--- Input rows ---

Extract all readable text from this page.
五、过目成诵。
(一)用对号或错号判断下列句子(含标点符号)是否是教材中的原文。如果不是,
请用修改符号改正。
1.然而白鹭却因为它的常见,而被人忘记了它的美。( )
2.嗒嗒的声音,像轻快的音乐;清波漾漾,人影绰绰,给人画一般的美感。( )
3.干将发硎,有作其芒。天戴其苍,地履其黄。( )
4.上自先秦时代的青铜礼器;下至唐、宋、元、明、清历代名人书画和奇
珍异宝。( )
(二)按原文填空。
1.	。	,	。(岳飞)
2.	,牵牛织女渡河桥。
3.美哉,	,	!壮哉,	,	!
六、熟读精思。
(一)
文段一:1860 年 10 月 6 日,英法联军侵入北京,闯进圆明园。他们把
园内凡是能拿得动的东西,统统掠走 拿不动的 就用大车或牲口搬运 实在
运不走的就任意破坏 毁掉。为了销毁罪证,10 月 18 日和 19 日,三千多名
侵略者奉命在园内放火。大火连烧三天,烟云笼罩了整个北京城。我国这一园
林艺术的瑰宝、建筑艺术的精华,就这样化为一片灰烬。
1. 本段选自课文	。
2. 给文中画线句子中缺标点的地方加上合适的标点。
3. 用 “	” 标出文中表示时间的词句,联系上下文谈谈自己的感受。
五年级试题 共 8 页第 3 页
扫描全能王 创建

---

**Exercise goal**: Please output the entire listing exactly as it stands.

**Solution to this problem**:
Extract all readable text from this page.
五、过目成诵。
(一)用对号或错号判断下列句子(含标点符号)是否是教材中的原文。如果不是,
请用修改符号改正。
1.然而白鹭却因为它的常见,而被人忘记了它的美。( )
2.嗒嗒的声音,像轻快的音乐;清波漾漾,人影绰绰,给人画一般的美感。( )
3.干将发硎,有作其芒。天戴其苍,地履其黄。( )
4.上自先秦时代的青铜礼器;下至唐、宋、元、明、清历代名人书画和奇
珍异宝。( )
(二)按原文填空。
1.	。	,	。(岳飞)
2.	,牵牛织女渡河桥。
3.美哉,	,	!壮哉,	,	!
六、熟读精思。
(一)
文段一:1860 年 10 月 6 日,英法联军侵入北京,闯进圆明园。他们把
园内凡是能拿得动的东西,统统掠走 拿不动的 就用大车或牲口搬运 实在
运不走的就任意破坏 毁掉。为了销毁罪证,10 月 18 日和 19 日,三千多名
侵略者奉命在园内放火。大火连烧三天,烟云笼罩了整个北京城。我国这一园
林艺术的瑰宝、建筑艺术的精华,就这样化为一片灰烬。
1. 本段选自课文	。
2. 给文中画线句子中缺标点的地方加上合适的标点。
3. 用 “	” 标出文中表示时间的词句,联系上下文谈谈自己的感受。
五年级试题 共 8 页第 3 页
扫描全能王 创建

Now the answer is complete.